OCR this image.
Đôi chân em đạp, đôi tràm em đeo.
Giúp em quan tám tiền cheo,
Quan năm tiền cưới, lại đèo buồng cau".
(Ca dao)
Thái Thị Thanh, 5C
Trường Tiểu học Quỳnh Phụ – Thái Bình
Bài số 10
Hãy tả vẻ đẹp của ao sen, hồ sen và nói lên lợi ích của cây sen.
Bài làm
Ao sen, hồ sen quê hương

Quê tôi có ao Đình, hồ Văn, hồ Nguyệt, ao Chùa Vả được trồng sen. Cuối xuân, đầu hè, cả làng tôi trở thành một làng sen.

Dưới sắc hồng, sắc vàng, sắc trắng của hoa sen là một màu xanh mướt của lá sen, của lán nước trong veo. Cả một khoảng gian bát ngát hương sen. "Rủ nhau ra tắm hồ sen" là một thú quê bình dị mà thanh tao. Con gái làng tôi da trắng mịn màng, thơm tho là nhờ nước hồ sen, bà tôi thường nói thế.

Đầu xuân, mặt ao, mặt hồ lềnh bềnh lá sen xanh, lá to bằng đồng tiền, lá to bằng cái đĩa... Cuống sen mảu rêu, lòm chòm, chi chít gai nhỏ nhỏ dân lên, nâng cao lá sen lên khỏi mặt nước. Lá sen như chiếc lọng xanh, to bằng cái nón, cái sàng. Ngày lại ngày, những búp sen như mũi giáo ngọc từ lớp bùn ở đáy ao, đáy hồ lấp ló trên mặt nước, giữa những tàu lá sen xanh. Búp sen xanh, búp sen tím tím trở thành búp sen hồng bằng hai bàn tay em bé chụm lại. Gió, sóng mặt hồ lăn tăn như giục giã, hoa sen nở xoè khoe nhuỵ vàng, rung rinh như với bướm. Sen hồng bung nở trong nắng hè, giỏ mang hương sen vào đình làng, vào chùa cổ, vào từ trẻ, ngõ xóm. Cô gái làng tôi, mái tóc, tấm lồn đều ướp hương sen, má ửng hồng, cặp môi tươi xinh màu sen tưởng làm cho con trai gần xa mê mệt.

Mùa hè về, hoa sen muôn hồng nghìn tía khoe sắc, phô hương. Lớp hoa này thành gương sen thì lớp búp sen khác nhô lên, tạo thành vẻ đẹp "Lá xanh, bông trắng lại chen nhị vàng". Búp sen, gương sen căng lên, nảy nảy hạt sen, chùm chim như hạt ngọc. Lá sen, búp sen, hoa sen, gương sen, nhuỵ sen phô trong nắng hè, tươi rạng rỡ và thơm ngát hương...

### Exercise instructions:
Copy the records above exactly.

### The answer:
OCR this image.
Đôi chân em đạp, đôi tràm em đeo.
Giúp em quan tám tiền cheo,
Quan năm tiền cưới, lại đèo buồng cau".
(Ca dao)
Thái Thị Thanh, 5C
Trường Tiểu học Quỳnh Phụ – Thái Bình
Bài số 10
Hãy tả vẻ đẹp của ao sen, hồ sen và nói lên lợi ích của cây sen.
Bài làm
Ao sen, hồ sen quê hương

Quê tôi có ao Đình, hồ Văn, hồ Nguyệt, ao Chùa Vả được trồng sen. Cuối xuân, đầu hè, cả làng tôi trở thành một làng sen.

Dưới sắc hồng, sắc vàng, sắc trắng của hoa sen là một màu xanh mướt của lá sen, của lán nước trong veo. Cả một khoảng gian bát ngát hương sen. "Rủ nhau ra tắm hồ sen" là một thú quê bình dị mà thanh tao. Con gái làng tôi da trắng mịn màng, thơm tho là nhờ nước hồ sen, bà tôi thường nói thế.

Đầu xuân, mặt ao, mặt hồ lềnh bềnh lá sen xanh, lá to bằng đồng tiền, lá to bằng cái đĩa... Cuống sen mảu rêu, lòm chòm, chi chít gai nhỏ nhỏ dân lên, nâng cao lá sen lên khỏi mặt nước. Lá sen như chiếc lọng xanh, to bằng cái nón, cái sàng. Ngày lại ngày, những búp sen như mũi giáo ngọc từ lớp bùn ở đáy ao, đáy hồ lấp ló trên mặt nước, giữa những tàu lá sen xanh. Búp sen xanh, búp sen tím tím trở thành búp sen hồng bằng hai bàn tay em bé chụm lại. Gió, sóng mặt hồ lăn tăn như giục giã, hoa sen nở xoè khoe nhuỵ vàng, rung rinh như với bướm. Sen hồng bung nở trong nắng hè, giỏ mang hương sen vào đình làng, vào chùa cổ, vào từ trẻ, ngõ xóm. Cô gái làng tôi, mái tóc, tấm lồn đều ướp hương sen, má ửng hồng, cặp môi tươi xinh màu sen tưởng làm cho con trai gần xa mê mệt.

Mùa hè về, hoa sen muôn hồng nghìn tía khoe sắc, phô hương. Lớp hoa này thành gương sen thì lớp búp sen khác nhô lên, tạo thành vẻ đẹp "Lá xanh, bông trắng lại chen nhị vàng". Búp sen, gương sen căng lên, nảy nảy hạt sen, chùm chim như hạt ngọc. Lá sen, búp sen, hoa sen, gương sen, nhuỵ sen phô trong nắng hè, tươi rạng rỡ và thơm ngát hương...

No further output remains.